Task instructions: A faithful transcription of all the data is required.

Stored data:
══════════

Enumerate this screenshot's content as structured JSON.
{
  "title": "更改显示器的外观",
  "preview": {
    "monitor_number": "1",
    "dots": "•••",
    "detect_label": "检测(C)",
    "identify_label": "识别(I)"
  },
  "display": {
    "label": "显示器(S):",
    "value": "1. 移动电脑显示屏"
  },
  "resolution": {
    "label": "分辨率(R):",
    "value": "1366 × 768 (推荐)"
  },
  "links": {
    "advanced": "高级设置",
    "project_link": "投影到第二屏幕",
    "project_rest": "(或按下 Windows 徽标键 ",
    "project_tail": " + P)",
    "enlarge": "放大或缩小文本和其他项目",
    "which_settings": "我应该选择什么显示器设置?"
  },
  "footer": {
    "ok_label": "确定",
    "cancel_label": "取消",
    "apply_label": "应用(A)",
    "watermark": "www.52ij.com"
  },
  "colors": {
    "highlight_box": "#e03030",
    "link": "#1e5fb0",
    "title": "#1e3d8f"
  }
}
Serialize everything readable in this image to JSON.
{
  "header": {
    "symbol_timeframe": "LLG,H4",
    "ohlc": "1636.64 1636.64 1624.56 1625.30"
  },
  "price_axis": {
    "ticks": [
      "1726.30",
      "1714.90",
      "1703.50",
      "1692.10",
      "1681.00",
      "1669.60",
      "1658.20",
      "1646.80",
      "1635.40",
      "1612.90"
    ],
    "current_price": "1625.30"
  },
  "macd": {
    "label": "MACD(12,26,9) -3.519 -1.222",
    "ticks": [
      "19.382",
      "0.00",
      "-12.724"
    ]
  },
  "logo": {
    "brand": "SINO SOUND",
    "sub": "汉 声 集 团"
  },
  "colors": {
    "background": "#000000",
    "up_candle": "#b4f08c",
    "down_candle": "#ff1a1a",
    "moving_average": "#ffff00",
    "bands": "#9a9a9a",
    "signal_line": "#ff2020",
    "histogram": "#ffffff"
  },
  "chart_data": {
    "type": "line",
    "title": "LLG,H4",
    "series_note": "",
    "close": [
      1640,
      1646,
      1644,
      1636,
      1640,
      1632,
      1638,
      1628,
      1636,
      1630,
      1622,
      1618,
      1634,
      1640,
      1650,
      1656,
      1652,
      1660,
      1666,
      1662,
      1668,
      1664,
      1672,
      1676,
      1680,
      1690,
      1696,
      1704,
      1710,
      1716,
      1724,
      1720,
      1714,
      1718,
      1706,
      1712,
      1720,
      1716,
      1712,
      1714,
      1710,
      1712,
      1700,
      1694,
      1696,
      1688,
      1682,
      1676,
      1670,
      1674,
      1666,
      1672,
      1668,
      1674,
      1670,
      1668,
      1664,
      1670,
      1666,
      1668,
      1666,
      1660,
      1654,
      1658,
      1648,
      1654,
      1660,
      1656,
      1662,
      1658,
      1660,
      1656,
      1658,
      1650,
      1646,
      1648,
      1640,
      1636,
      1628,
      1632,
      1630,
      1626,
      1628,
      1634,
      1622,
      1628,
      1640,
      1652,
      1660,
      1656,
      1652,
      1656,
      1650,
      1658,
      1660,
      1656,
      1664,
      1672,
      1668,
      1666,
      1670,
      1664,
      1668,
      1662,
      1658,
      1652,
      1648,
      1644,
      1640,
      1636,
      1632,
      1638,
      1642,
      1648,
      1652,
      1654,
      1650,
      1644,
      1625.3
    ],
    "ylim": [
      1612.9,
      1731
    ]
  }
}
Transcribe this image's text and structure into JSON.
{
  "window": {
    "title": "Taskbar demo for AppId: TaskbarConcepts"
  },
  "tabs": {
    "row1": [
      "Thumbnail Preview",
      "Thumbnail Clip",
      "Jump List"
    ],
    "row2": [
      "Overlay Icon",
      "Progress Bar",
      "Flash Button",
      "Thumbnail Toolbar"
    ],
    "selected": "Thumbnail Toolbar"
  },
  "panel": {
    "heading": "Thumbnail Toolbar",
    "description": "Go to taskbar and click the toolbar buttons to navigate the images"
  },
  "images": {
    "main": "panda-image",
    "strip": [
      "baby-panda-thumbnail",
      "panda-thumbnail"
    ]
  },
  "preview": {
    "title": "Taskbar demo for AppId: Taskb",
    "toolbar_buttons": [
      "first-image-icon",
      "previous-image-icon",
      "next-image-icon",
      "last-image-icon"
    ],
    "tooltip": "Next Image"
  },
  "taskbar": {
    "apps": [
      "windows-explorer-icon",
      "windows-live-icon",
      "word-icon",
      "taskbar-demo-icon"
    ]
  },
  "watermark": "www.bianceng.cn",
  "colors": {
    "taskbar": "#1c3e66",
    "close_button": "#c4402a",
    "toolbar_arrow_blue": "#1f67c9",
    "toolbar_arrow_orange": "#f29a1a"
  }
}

══════════

Complete response:
Enumerate this screenshot's content as structured JSON.
{
  "title": "更改显示器的外观",
  "preview": {
    "monitor_number": "1",
    "dots": "•••",
    "detect_label": "检测(C)",
    "identify_label": "识别(I)"
  },
  "display": {
    "label": "显示器(S):",
    "value": "1. 移动电脑显示屏"
  },
  "resolution": {
    "label": "分辨率(R):",
    "value": "1366 × 768 (推荐)"
  },
  "links": {
    "advanced": "高级设置",
    "project_link": "投影到第二屏幕",
    "project_rest": "(或按下 Windows 徽标键 ",
    "project_tail": " + P)",
    "enlarge": "放大或缩小文本和其他项目",
    "which_settings": "我应该选择什么显示器设置?"
  },
  "footer": {
    "ok_label": "确定",
    "cancel_label": "取消",
    "apply_label": "应用(A)",
    "watermark": "www.52ij.com"
  },
  "colors": {
    "highlight_box": "#e03030",
    "link": "#1e5fb0",
    "title": "#1e3d8f"
  }
}
Serialize everything readable in this image to JSON.
{
  "header": {
    "symbol_timeframe": "LLG,H4",
    "ohlc": "1636.64 1636.64 1624.56 1625.30"
  },
  "price_axis": {
    "ticks": [
      "1726.30",
      "1714.90",
      "1703.50",
      "1692.10",
      "1681.00",
      "1669.60",
      "1658.20",
      "1646.80",
      "1635.40",
      "1612.90"
    ],
    "current_price": "1625.30"
  },
  "macd": {
    "label": "MACD(12,26,9) -3.519 -1.222",
    "ticks": [
      "19.382",
      "0.00",
      "-12.724"
    ]
  },
  "logo": {
    "brand": "SINO SOUND",
    "sub": "汉 声 集 团"
  },
  "colors": {
    "background": "#000000",
    "up_candle": "#b4f08c",
    "down_candle": "#ff1a1a",
    "moving_average": "#ffff00",
    "bands": "#9a9a9a",
    "signal_line": "#ff2020",
    "histogram": "#ffffff"
  },
  "chart_data": {
    "type": "line",
    "title": "LLG,H4",
    "series_note": "",
    "close": [
      1640,
      1646,
      1644,
      1636,
      1640,
      1632,
      1638,
      1628,
      1636,
      1630,
      1622,
      1618,
      1634,
      1640,
      1650,
      1656,
      1652,
      1660,
      1666,
      1662,
      1668,
      1664,
      1672,
      1676,
      1680,
      1690,
      1696,
      1704,
      1710,
      1716,
      1724,
      1720,
      1714,
      1718,
      1706,
      1712,
      1720,
      1716,
      1712,
      1714,
      1710,
      1712,
      1700,
      1694,
      1696,
      1688,
      1682,
      1676,
      1670,
      1674,
      1666,
      1672,
      1668,
      1674,
      1670,
      1668,
      1664,
      1670,
      1666,
      1668,
      1666,
      1660,
      1654,
      1658,
      1648,
      1654,
      1660,
      1656,
      1662,
      1658,
      1660,
      1656,
      1658,
      1650,
      1646,
      1648,
      1640,
      1636,
      1628,
      1632,
      1630,
      1626,
      1628,
      1634,
      1622,
      1628,
      1640,
      1652,
      1660,
      1656,
      1652,
      1656,
      1650,
      1658,
      1660,
      1656,
      1664,
      1672,
      1668,
      1666,
      1670,
      1664,
      1668,
      1662,
      1658,
      1652,
      1648,
      1644,
      1640,
      1636,
      1632,
      1638,
      1642,
      1648,
      1652,
      1654,
      1650,
      1644,
      1625.3
    ],
    "ylim": [
      1612.9,
      1731
    ]
  }
}
Transcribe this image's text and structure into JSON.
{
  "window": {
    "title": "Taskbar demo for AppId: TaskbarConcepts"
  },
  "tabs": {
    "row1": [
      "Thumbnail Preview",
      "Thumbnail Clip",
      "Jump List"
    ],
    "row2": [
      "Overlay Icon",
      "Progress Bar",
      "Flash Button",
      "Thumbnail Toolbar"
    ],
    "selected": "Thumbnail Toolbar"
  },
  "panel": {
    "heading": "Thumbnail Toolbar",
    "description": "Go to taskbar and click the toolbar buttons to navigate the images"
  },
  "images": {
    "main": "panda-image",
    "strip": [
      "baby-panda-thumbnail",
      "panda-thumbnail"
    ]
  },
  "preview": {
    "title": "Taskbar demo for AppId: Taskb",
    "toolbar_buttons": [
      "first-image-icon",
      "previous-image-icon",
      "next-image-icon",
      "last-image-icon"
    ],
    "tooltip": "Next Image"
  },
  "taskbar": {
    "apps": [
      "windows-explorer-icon",
      "windows-live-icon",
      "word-icon",
      "taskbar-demo-icon"
    ]
  },
  "watermark": "www.bianceng.cn",
  "colors": {
    "taskbar": "#1c3e66",
    "close_button": "#c4402a",
    "toolbar_arrow_blue": "#1f67c9",
    "toolbar_arrow_orange": "#f29a1a"
  }
}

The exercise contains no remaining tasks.